(Dataset records on visual material)
— Start —

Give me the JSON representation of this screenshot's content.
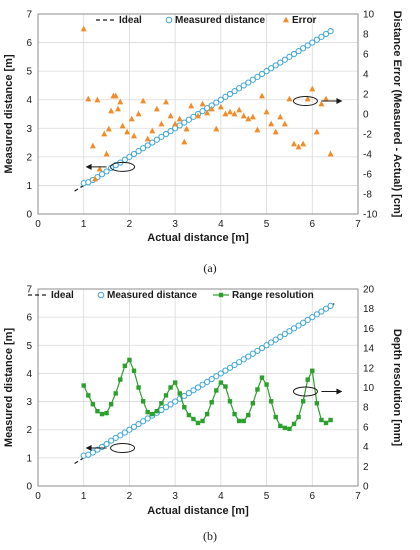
{
  "chart_data": [
    {
      "type": "scatter",
      "panel_label": "(a)",
      "xlabel": "Actual distance [m]",
      "ylabel": "Measured distance [m]",
      "y2label": "Distance Error (Measured - Actual) [cm]",
      "xlim": [
        0,
        7
      ],
      "ylim": [
        0,
        7
      ],
      "y2lim": [
        -10,
        10
      ],
      "xticks": [
        "0",
        "1",
        "2",
        "3",
        "4",
        "5",
        "6",
        "7"
      ],
      "yticks": [
        "0",
        "1",
        "2",
        "3",
        "4",
        "5",
        "6",
        "7"
      ],
      "y2ticks": [
        "-10",
        "-8",
        "-6",
        "-4",
        "-2",
        "0",
        "2",
        "4",
        "6",
        "8",
        "10"
      ],
      "grid": true,
      "legend_position": "top",
      "series": [
        {
          "name": "Ideal",
          "kind": "dashed-line",
          "axis": "left",
          "color": "#1a1a1a",
          "x": [
            0.8,
            6.5
          ],
          "y": [
            0.8,
            6.5
          ]
        },
        {
          "name": "Measured distance",
          "kind": "open-circle",
          "axis": "left",
          "color": "#3fa7d6",
          "x": [
            1.0,
            1.1,
            1.2,
            1.3,
            1.4,
            1.5,
            1.6,
            1.7,
            1.8,
            1.9,
            2.0,
            2.1,
            2.2,
            2.3,
            2.4,
            2.5,
            2.6,
            2.7,
            2.8,
            2.9,
            3.0,
            3.1,
            3.2,
            3.3,
            3.4,
            3.5,
            3.6,
            3.7,
            3.8,
            3.9,
            4.0,
            4.1,
            4.2,
            4.3,
            4.4,
            4.5,
            4.6,
            4.7,
            4.8,
            4.9,
            5.0,
            5.1,
            5.2,
            5.3,
            5.4,
            5.5,
            5.6,
            5.7,
            5.8,
            5.9,
            6.0,
            6.1,
            6.2,
            6.3,
            6.4
          ],
          "y": [
            1.08,
            1.11,
            1.19,
            1.29,
            1.39,
            1.49,
            1.61,
            1.71,
            1.8,
            1.9,
            2.0,
            2.1,
            2.2,
            2.3,
            2.4,
            2.5,
            2.6,
            2.7,
            2.8,
            2.9,
            3.0,
            3.1,
            3.2,
            3.3,
            3.4,
            3.5,
            3.6,
            3.7,
            3.8,
            3.9,
            4.0,
            4.1,
            4.2,
            4.3,
            4.4,
            4.5,
            4.6,
            4.7,
            4.8,
            4.9,
            5.0,
            5.1,
            5.2,
            5.3,
            5.4,
            5.5,
            5.6,
            5.7,
            5.8,
            5.9,
            6.0,
            6.1,
            6.2,
            6.3,
            6.4
          ]
        },
        {
          "name": "Error",
          "kind": "filled-triangle",
          "axis": "right",
          "color": "#f28c28",
          "x": [
            1.0,
            1.1,
            1.2,
            1.25,
            1.3,
            1.35,
            1.45,
            1.5,
            1.55,
            1.6,
            1.65,
            1.7,
            1.75,
            1.8,
            1.85,
            1.95,
            2.05,
            2.1,
            2.2,
            2.3,
            2.4,
            2.5,
            2.6,
            2.7,
            2.8,
            2.9,
            3.0,
            3.1,
            3.2,
            3.25,
            3.35,
            3.5,
            3.6,
            3.7,
            3.8,
            3.9,
            4.0,
            4.1,
            4.2,
            4.3,
            4.4,
            4.5,
            4.6,
            4.7,
            4.8,
            4.9,
            5.0,
            5.1,
            5.2,
            5.3,
            5.4,
            5.5,
            5.6,
            5.7,
            5.8,
            5.9,
            6.0,
            6.1,
            6.2,
            6.3,
            6.4
          ],
          "y": [
            8.5,
            1.5,
            -3.2,
            -6.5,
            1.4,
            -5.5,
            -2.0,
            -4.0,
            -1.5,
            0.3,
            1.8,
            1.8,
            0.5,
            1.2,
            -1.2,
            -1.8,
            -0.5,
            -2.2,
            0.0,
            1.3,
            -2.5,
            -1.7,
            0.5,
            -1.0,
            1.2,
            -0.2,
            -1.0,
            -0.5,
            -2.8,
            -1.5,
            0.8,
            -0.2,
            1.0,
            0.1,
            0.5,
            -1.5,
            0.7,
            0.0,
            0.2,
            0.0,
            0.4,
            -0.2,
            -0.5,
            -0.3,
            -1.6,
            1.8,
            0.2,
            -1.0,
            -1.8,
            -0.3,
            -1.0,
            1.5,
            -3.0,
            -3.3,
            -3.0,
            1.5,
            2.5,
            -1.8,
            1.0,
            1.5,
            -4.0
          ]
        }
      ]
    },
    {
      "type": "scatter",
      "panel_label": "(b)",
      "xlabel": "Actual distance [m]",
      "ylabel": "Measured distance [m]",
      "y2label": "Depth resolution [mm]",
      "xlim": [
        0,
        7
      ],
      "ylim": [
        0,
        7
      ],
      "y2lim": [
        0,
        20
      ],
      "xticks": [
        "0",
        "1",
        "2",
        "3",
        "4",
        "5",
        "6",
        "7"
      ],
      "yticks": [
        "0",
        "1",
        "2",
        "3",
        "4",
        "5",
        "6",
        "7"
      ],
      "y2ticks": [
        "0",
        "2",
        "4",
        "6",
        "8",
        "10",
        "12",
        "14",
        "16",
        "18",
        "20"
      ],
      "grid": true,
      "legend_position": "top",
      "series": [
        {
          "name": "Ideal",
          "kind": "dashed-line",
          "axis": "left",
          "color": "#1a1a1a",
          "x": [
            0.8,
            6.5
          ],
          "y": [
            0.8,
            6.5
          ]
        },
        {
          "name": "Measured distance",
          "kind": "open-circle",
          "axis": "left",
          "color": "#3fa7d6",
          "x": [
            1.0,
            1.1,
            1.2,
            1.3,
            1.4,
            1.5,
            1.6,
            1.7,
            1.8,
            1.9,
            2.0,
            2.1,
            2.2,
            2.3,
            2.4,
            2.5,
            2.6,
            2.7,
            2.8,
            2.9,
            3.0,
            3.1,
            3.2,
            3.3,
            3.4,
            3.5,
            3.6,
            3.7,
            3.8,
            3.9,
            4.0,
            4.1,
            4.2,
            4.3,
            4.4,
            4.5,
            4.6,
            4.7,
            4.8,
            4.9,
            5.0,
            5.1,
            5.2,
            5.3,
            5.4,
            5.5,
            5.6,
            5.7,
            5.8,
            5.9,
            6.0,
            6.1,
            6.2,
            6.3,
            6.4
          ],
          "y": [
            1.08,
            1.11,
            1.19,
            1.29,
            1.39,
            1.49,
            1.61,
            1.71,
            1.8,
            1.9,
            2.0,
            2.1,
            2.2,
            2.3,
            2.4,
            2.5,
            2.6,
            2.7,
            2.8,
            2.9,
            3.0,
            3.1,
            3.2,
            3.3,
            3.4,
            3.5,
            3.6,
            3.7,
            3.8,
            3.9,
            4.0,
            4.1,
            4.2,
            4.3,
            4.4,
            4.5,
            4.6,
            4.7,
            4.8,
            4.9,
            5.0,
            5.1,
            5.2,
            5.3,
            5.4,
            5.5,
            5.6,
            5.7,
            5.8,
            5.9,
            6.0,
            6.1,
            6.2,
            6.3,
            6.4
          ]
        },
        {
          "name": "Range resolution",
          "kind": "square-line",
          "axis": "right",
          "color": "#2ca02c",
          "x": [
            1.0,
            1.1,
            1.2,
            1.3,
            1.4,
            1.5,
            1.6,
            1.7,
            1.8,
            1.9,
            2.0,
            2.1,
            2.2,
            2.3,
            2.4,
            2.5,
            2.6,
            2.7,
            2.8,
            2.9,
            3.0,
            3.1,
            3.2,
            3.3,
            3.4,
            3.5,
            3.6,
            3.7,
            3.8,
            3.9,
            4.0,
            4.1,
            4.2,
            4.3,
            4.4,
            4.5,
            4.6,
            4.7,
            4.8,
            4.9,
            5.0,
            5.1,
            5.2,
            5.3,
            5.4,
            5.5,
            5.6,
            5.7,
            5.8,
            5.9,
            6.0,
            6.1,
            6.2,
            6.3,
            6.4
          ],
          "y": [
            10.2,
            9.2,
            8.3,
            7.6,
            7.3,
            7.4,
            8.3,
            9.4,
            10.8,
            12.2,
            12.8,
            11.7,
            10.0,
            8.6,
            7.5,
            7.3,
            7.6,
            8.4,
            9.2,
            10.0,
            10.5,
            9.4,
            8.0,
            7.2,
            6.8,
            6.4,
            6.6,
            7.3,
            8.5,
            9.7,
            10.5,
            10.1,
            8.6,
            7.3,
            6.6,
            6.6,
            7.2,
            8.4,
            9.8,
            11.0,
            10.3,
            8.6,
            7.0,
            6.1,
            5.9,
            5.8,
            6.3,
            7.0,
            8.6,
            10.8,
            11.7,
            8.4,
            6.7,
            6.4,
            6.7
          ]
        }
      ]
    }
  ]
}
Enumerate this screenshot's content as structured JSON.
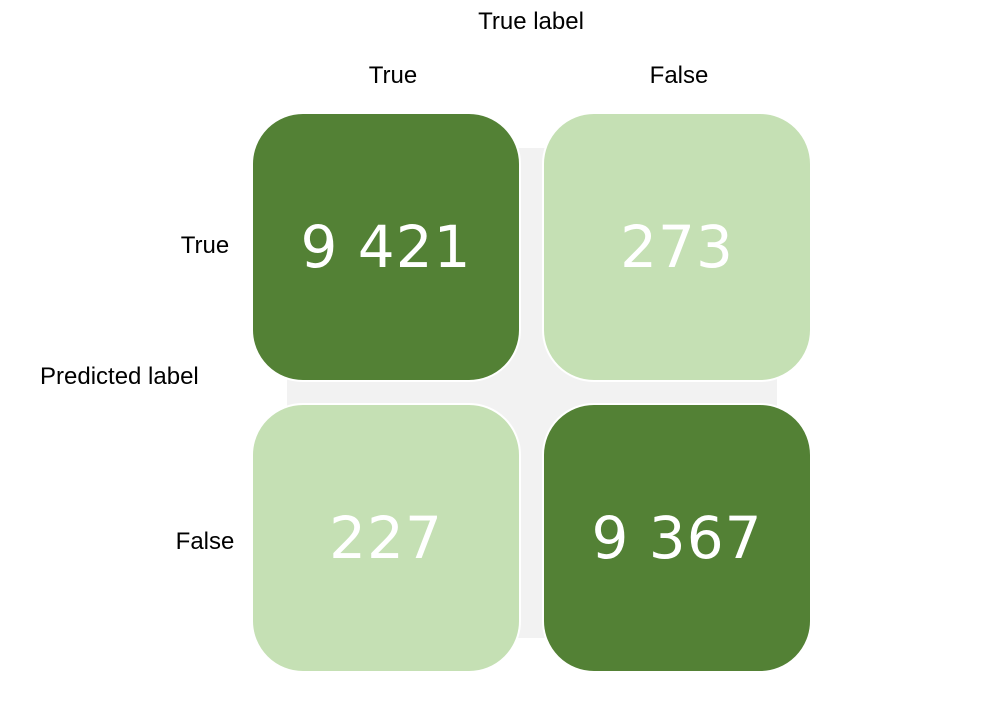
{
  "title": "True label",
  "row_axis_label": "Predicted label",
  "column_headers": [
    "True",
    "False"
  ],
  "row_headers": [
    "True",
    "False"
  ],
  "colors": {
    "high": "#538135",
    "low": "#c5e0b4",
    "backdrop": "#f2f2f2",
    "text": "#ffffff"
  },
  "cells": [
    {
      "value": "9 421",
      "level": "high"
    },
    {
      "value": "273",
      "level": "low"
    },
    {
      "value": "227",
      "level": "low"
    },
    {
      "value": "9 367",
      "level": "high"
    }
  ]
}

— End —

Leave the pictures out, and reproduce only the lines from the line holding "Enumerate this screenshot's" through the last line of the material, both included.

* Solved exercise:
Enumerate this screenshot's content as structured JSON.
{
  "title": "True label",
  "row_axis_label": "Predicted label",
  "column_headers": [
    "True",
    "False"
  ],
  "row_headers": [
    "True",
    "False"
  ],
  "colors": {
    "high": "#538135",
    "low": "#c5e0b4",
    "backdrop": "#f2f2f2",
    "text": "#ffffff"
  },
  "cells": [
    {
      "value": "9 421",
      "level": "high"
    },
    {
      "value": "273",
      "level": "low"
    },
    {
      "value": "227",
      "level": "low"
    },
    {
      "value": "9 367",
      "level": "high"
    }
  ]
}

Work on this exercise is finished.